What is being asked. In the entries below, count every line containing "layer". Return the number and nothing else.

Records for this task.
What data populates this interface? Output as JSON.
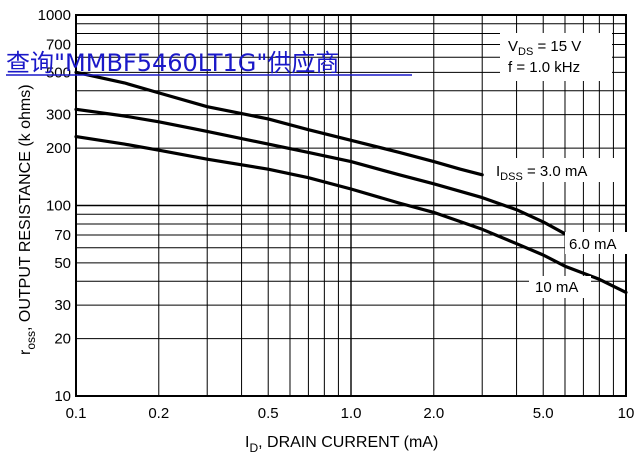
{
  "chart_data": {
    "type": "line",
    "xscale": "log",
    "yscale": "log",
    "xlim": [
      0.1,
      10
    ],
    "ylim": [
      10,
      1000
    ],
    "grid": true,
    "xlabel_main": "I",
    "xlabel_sub": "D",
    "xlabel_rest": ", DRAIN CURRENT (mA)",
    "ylabel_main": "r",
    "ylabel_sub": "oss",
    "ylabel_rest": ", OUTPUT RESISTANCE (k ohms)",
    "x_ticks": [
      {
        "value": 0.1,
        "label": "0.1"
      },
      {
        "value": 0.2,
        "label": "0.2"
      },
      {
        "value": 0.5,
        "label": "0.5"
      },
      {
        "value": 1,
        "label": "1.0"
      },
      {
        "value": 2,
        "label": "2.0"
      },
      {
        "value": 5,
        "label": "5.0"
      },
      {
        "value": 10,
        "label": "10"
      }
    ],
    "y_ticks": [
      {
        "value": 10,
        "label": "10"
      },
      {
        "value": 20,
        "label": "20"
      },
      {
        "value": 30,
        "label": "30"
      },
      {
        "value": 50,
        "label": "50"
      },
      {
        "value": 70,
        "label": "70"
      },
      {
        "value": 100,
        "label": "100"
      },
      {
        "value": 200,
        "label": "200"
      },
      {
        "value": 300,
        "label": "300"
      },
      {
        "value": 500,
        "label": "500"
      },
      {
        "value": 700,
        "label": "700"
      },
      {
        "value": 1000,
        "label": "1000"
      }
    ],
    "conditions": {
      "vds_main": "V",
      "vds_sub": "DS",
      "vds_rest": " = 15 V",
      "freq": "f = 1.0 kHz"
    },
    "series": [
      {
        "name_main": "I",
        "name_sub": "DSS",
        "name_rest": " = 3.0 mA",
        "x": [
          0.1,
          0.15,
          0.2,
          0.3,
          0.5,
          0.7,
          1.0,
          1.5,
          2.0,
          2.5,
          3.0
        ],
        "y": [
          500,
          440,
          390,
          330,
          285,
          250,
          220,
          190,
          170,
          155,
          145
        ]
      },
      {
        "name": "6.0 mA",
        "x": [
          0.1,
          0.15,
          0.2,
          0.3,
          0.5,
          0.7,
          1.0,
          1.5,
          2.0,
          3.0,
          4.0,
          5.0,
          6.0
        ],
        "y": [
          320,
          295,
          275,
          245,
          210,
          190,
          170,
          145,
          130,
          110,
          95,
          82,
          71
        ]
      },
      {
        "name": "10 mA",
        "x": [
          0.1,
          0.15,
          0.2,
          0.3,
          0.5,
          0.7,
          1.0,
          1.5,
          2.0,
          3.0,
          4.0,
          5.0,
          6.0,
          8.0,
          10.0
        ],
        "y": [
          230,
          210,
          195,
          175,
          155,
          140,
          122,
          103,
          92,
          75,
          63,
          55,
          48,
          41,
          35
        ]
      }
    ]
  },
  "overlay_link": "查询\"MMBF5460LT1G\"供应商"
}
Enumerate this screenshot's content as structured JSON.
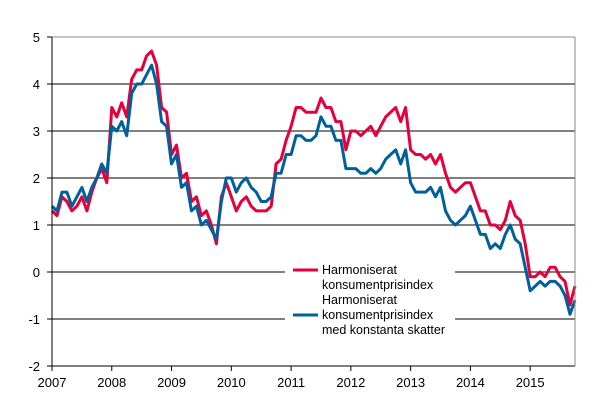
{
  "chart_data": {
    "type": "line",
    "title": "",
    "xlabel": "",
    "ylabel": "",
    "ylim": [
      -2,
      5
    ],
    "yticks": [
      "-2",
      "-1",
      "0",
      "1",
      "2",
      "3",
      "4",
      "5"
    ],
    "xticks": [
      "2007",
      "2008",
      "2009",
      "2010",
      "2011",
      "2012",
      "2013",
      "2014",
      "2015"
    ],
    "x_start": "2007-01",
    "x_frequency": "monthly",
    "grid": "horizontal",
    "legend": "bottom-center",
    "series": [
      {
        "name_lines": [
          "Harmoniserat",
          "konsumentprisindex"
        ],
        "color": "#e4003a",
        "values": [
          1.3,
          1.2,
          1.6,
          1.5,
          1.3,
          1.4,
          1.6,
          1.3,
          1.7,
          2.0,
          2.2,
          1.9,
          3.5,
          3.3,
          3.6,
          3.3,
          4.1,
          4.3,
          4.3,
          4.6,
          4.7,
          4.4,
          3.5,
          3.4,
          2.5,
          2.7,
          2.0,
          2.1,
          1.5,
          1.6,
          1.2,
          1.3,
          1.0,
          0.6,
          1.6,
          1.9,
          1.6,
          1.3,
          1.5,
          1.6,
          1.4,
          1.3,
          1.3,
          1.3,
          1.4,
          2.3,
          2.4,
          2.8,
          3.1,
          3.5,
          3.5,
          3.4,
          3.4,
          3.4,
          3.7,
          3.5,
          3.5,
          3.2,
          3.2,
          2.6,
          3.0,
          3.0,
          2.9,
          3.0,
          3.1,
          2.9,
          3.1,
          3.3,
          3.4,
          3.5,
          3.2,
          3.5,
          2.6,
          2.5,
          2.5,
          2.4,
          2.5,
          2.3,
          2.5,
          2.1,
          1.8,
          1.7,
          1.8,
          1.9,
          1.9,
          1.6,
          1.3,
          1.3,
          1.0,
          1.0,
          0.9,
          1.1,
          1.5,
          1.2,
          1.1,
          0.6,
          -0.1,
          -0.1,
          0.0,
          -0.1,
          0.1,
          0.1,
          -0.1,
          -0.2,
          -0.7,
          -0.3
        ]
      },
      {
        "name_lines": [
          "Harmoniserat",
          "konsumentprisindex",
          "med konstanta skatter"
        ],
        "color": "#00609c",
        "values": [
          1.4,
          1.3,
          1.7,
          1.7,
          1.4,
          1.6,
          1.8,
          1.5,
          1.8,
          2.0,
          2.3,
          2.1,
          3.1,
          3.0,
          3.2,
          2.9,
          3.8,
          4.0,
          4.0,
          4.2,
          4.4,
          4.0,
          3.2,
          3.1,
          2.3,
          2.5,
          1.8,
          1.9,
          1.3,
          1.4,
          1.0,
          1.1,
          0.9,
          0.7,
          1.5,
          2.0,
          2.0,
          1.7,
          1.9,
          2.0,
          1.8,
          1.7,
          1.5,
          1.5,
          1.6,
          2.1,
          2.1,
          2.5,
          2.5,
          2.9,
          2.9,
          2.8,
          2.8,
          2.9,
          3.3,
          3.1,
          3.1,
          2.8,
          2.8,
          2.2,
          2.2,
          2.2,
          2.1,
          2.1,
          2.2,
          2.1,
          2.2,
          2.4,
          2.5,
          2.6,
          2.3,
          2.6,
          1.9,
          1.7,
          1.7,
          1.7,
          1.8,
          1.6,
          1.8,
          1.3,
          1.1,
          1.0,
          1.1,
          1.2,
          1.4,
          1.1,
          0.8,
          0.8,
          0.5,
          0.6,
          0.5,
          0.8,
          1.0,
          0.7,
          0.6,
          0.1,
          -0.4,
          -0.3,
          -0.2,
          -0.3,
          -0.2,
          -0.2,
          -0.3,
          -0.5,
          -0.9,
          -0.6
        ]
      }
    ]
  }
}
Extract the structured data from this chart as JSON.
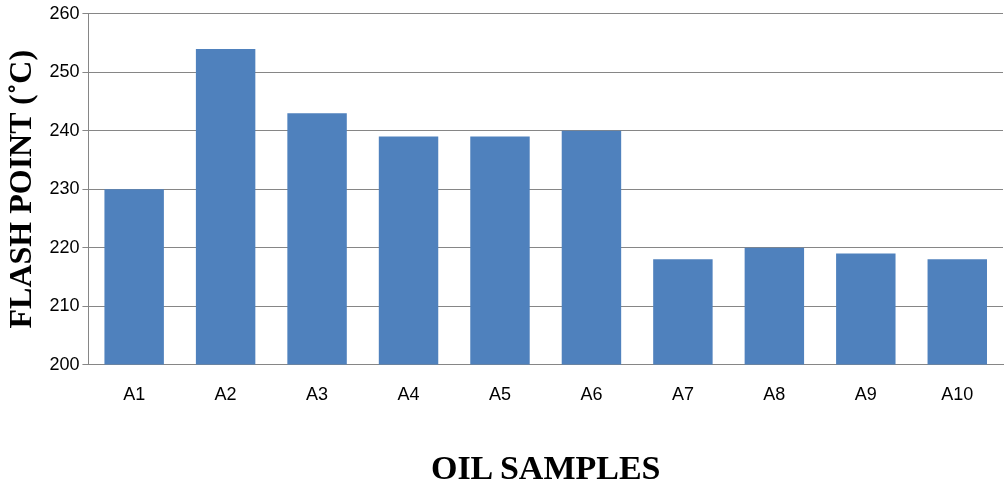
{
  "chart_data": {
    "type": "bar",
    "xlabel": "OIL SAMPLES",
    "ylabel": "FLASH POINT (˚C)",
    "categories": [
      "A1",
      "A2",
      "A3",
      "A4",
      "A5",
      "A6",
      "A7",
      "A8",
      "A9",
      "A10"
    ],
    "values": [
      230,
      254,
      243,
      239,
      239,
      240,
      218,
      220,
      219,
      218
    ],
    "color": "#4f81bd",
    "ylim": [
      200,
      260
    ],
    "yticks": [
      200,
      210,
      220,
      230,
      240,
      250,
      260
    ],
    "grid": "y",
    "legend": false
  }
}
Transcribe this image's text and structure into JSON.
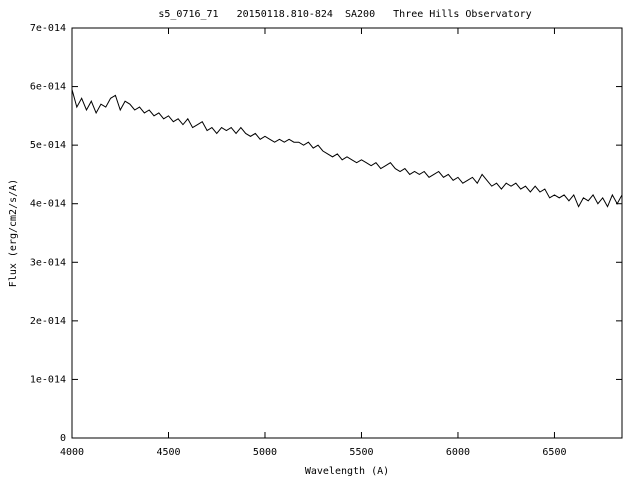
{
  "chart_data": {
    "type": "line",
    "title": "s5_0716_71   20150118.810-824  SA200   Three Hills Observatory",
    "x_label": "Wavelength (A)",
    "y_label": "Flux (erg/cm2/s/A)",
    "xlim": [
      4000,
      6850
    ],
    "ylim": [
      0,
      7e-14
    ],
    "xticks": [
      4000,
      4500,
      5000,
      5500,
      6000,
      6500
    ],
    "yticks": [
      0,
      {
        "value": 1e-14,
        "label": "1e-014"
      },
      {
        "value": 2e-14,
        "label": "2e-014"
      },
      {
        "value": 3e-14,
        "label": "3e-014"
      },
      {
        "value": 4e-14,
        "label": "4e-014"
      },
      {
        "value": 5e-14,
        "label": "5e-014"
      },
      {
        "value": 6e-14,
        "label": "6e-014"
      },
      {
        "value": 7e-14,
        "label": "7e-014"
      }
    ],
    "color": "#000000",
    "x": [
      4000,
      4025,
      4050,
      4075,
      4100,
      4125,
      4150,
      4175,
      4200,
      4225,
      4250,
      4275,
      4300,
      4325,
      4350,
      4375,
      4400,
      4425,
      4450,
      4475,
      4500,
      4525,
      4550,
      4575,
      4600,
      4625,
      4650,
      4675,
      4700,
      4725,
      4750,
      4775,
      4800,
      4825,
      4850,
      4875,
      4900,
      4925,
      4950,
      4975,
      5000,
      5025,
      5050,
      5075,
      5100,
      5125,
      5150,
      5175,
      5200,
      5225,
      5250,
      5275,
      5300,
      5325,
      5350,
      5375,
      5400,
      5425,
      5450,
      5475,
      5500,
      5525,
      5550,
      5575,
      5600,
      5625,
      5650,
      5675,
      5700,
      5725,
      5750,
      5775,
      5800,
      5825,
      5850,
      5875,
      5900,
      5925,
      5950,
      5975,
      6000,
      6025,
      6050,
      6075,
      6100,
      6125,
      6150,
      6175,
      6200,
      6225,
      6250,
      6275,
      6300,
      6325,
      6350,
      6375,
      6400,
      6425,
      6450,
      6475,
      6500,
      6525,
      6550,
      6575,
      6600,
      6625,
      6650,
      6675,
      6700,
      6725,
      6750,
      6775,
      6800,
      6825,
      6850
    ],
    "values": [
      5.95e-14,
      5.65e-14,
      5.8e-14,
      5.6e-14,
      5.75e-14,
      5.55e-14,
      5.7e-14,
      5.65e-14,
      5.8e-14,
      5.85e-14,
      5.6e-14,
      5.75e-14,
      5.7e-14,
      5.6e-14,
      5.65e-14,
      5.55e-14,
      5.6e-14,
      5.5e-14,
      5.55e-14,
      5.45e-14,
      5.5e-14,
      5.4e-14,
      5.45e-14,
      5.35e-14,
      5.45e-14,
      5.3e-14,
      5.35e-14,
      5.4e-14,
      5.25e-14,
      5.3e-14,
      5.2e-14,
      5.3e-14,
      5.25e-14,
      5.3e-14,
      5.2e-14,
      5.3e-14,
      5.2e-14,
      5.15e-14,
      5.2e-14,
      5.1e-14,
      5.15e-14,
      5.1e-14,
      5.05e-14,
      5.1e-14,
      5.05e-14,
      5.1e-14,
      5.05e-14,
      5.05e-14,
      5e-14,
      5.05e-14,
      4.95e-14,
      5e-14,
      4.9e-14,
      4.85e-14,
      4.8e-14,
      4.85e-14,
      4.75e-14,
      4.8e-14,
      4.75e-14,
      4.7e-14,
      4.75e-14,
      4.7e-14,
      4.65e-14,
      4.7e-14,
      4.6e-14,
      4.65e-14,
      4.7e-14,
      4.6e-14,
      4.55e-14,
      4.6e-14,
      4.5e-14,
      4.55e-14,
      4.5e-14,
      4.55e-14,
      4.45e-14,
      4.5e-14,
      4.55e-14,
      4.45e-14,
      4.5e-14,
      4.4e-14,
      4.45e-14,
      4.35e-14,
      4.4e-14,
      4.45e-14,
      4.35e-14,
      4.5e-14,
      4.4e-14,
      4.3e-14,
      4.35e-14,
      4.25e-14,
      4.35e-14,
      4.3e-14,
      4.35e-14,
      4.25e-14,
      4.3e-14,
      4.2e-14,
      4.3e-14,
      4.2e-14,
      4.25e-14,
      4.1e-14,
      4.15e-14,
      4.1e-14,
      4.15e-14,
      4.05e-14,
      4.15e-14,
      3.95e-14,
      4.1e-14,
      4.05e-14,
      4.15e-14,
      4e-14,
      4.1e-14,
      3.95e-14,
      4.15e-14,
      4e-14,
      4.15e-14
    ]
  }
}
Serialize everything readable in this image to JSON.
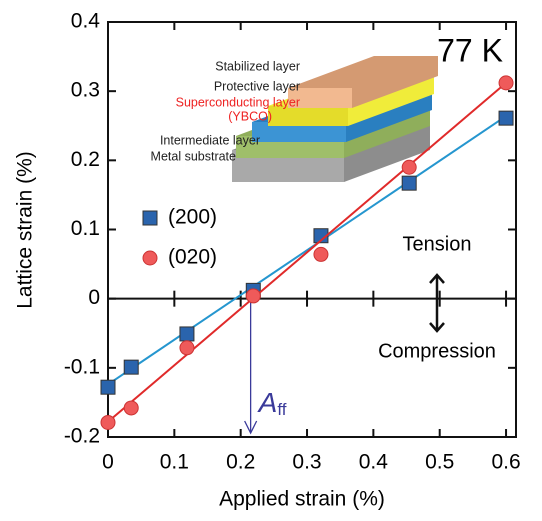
{
  "chart_data": {
    "type": "scatter",
    "x_label": "Applied strain (%)",
    "y_label": "Lattice strain (%)",
    "xlim": [
      0,
      0.615
    ],
    "ylim": [
      -0.2,
      0.4
    ],
    "xticks": [
      0,
      0.1,
      0.2,
      0.3,
      0.4,
      0.5,
      0.6
    ],
    "yticks": [
      -0.2,
      -0.1,
      0,
      0.1,
      0.2,
      0.3,
      0.4
    ],
    "series": [
      {
        "name": "(200)",
        "marker": "square",
        "color": "#2a64ad",
        "line_color": "#2596cf",
        "x": [
          0,
          0.035,
          0.119,
          0.219,
          0.321,
          0.454,
          0.6
        ],
        "values": [
          -0.128,
          -0.099,
          -0.051,
          0.012,
          0.091,
          0.167,
          0.261
        ],
        "fit_x": [
          0,
          0.6
        ],
        "fit_values": [
          -0.124,
          0.264
        ]
      },
      {
        "name": "(020)",
        "marker": "circle",
        "color": "#ef5a5a",
        "line_color": "#e02a2a",
        "x": [
          0,
          0.035,
          0.119,
          0.219,
          0.321,
          0.454,
          0.6
        ],
        "values": [
          -0.179,
          -0.158,
          -0.071,
          0.004,
          0.064,
          0.19,
          0.312
        ],
        "fit_x": [
          0,
          0.6
        ],
        "fit_values": [
          -0.178,
          0.312
        ]
      }
    ],
    "annotations": {
      "temperature": "77 K",
      "tension": "Tension",
      "compression": "Compression",
      "aff": {
        "text": "A",
        "subscript": "ff",
        "x": 0.215
      },
      "inset": [
        "Stabilized layer",
        "Protective layer",
        "Superconducting layer",
        "(YBCO)",
        "Intermediate layer",
        "Metal substrate"
      ]
    }
  }
}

Exercise response. 4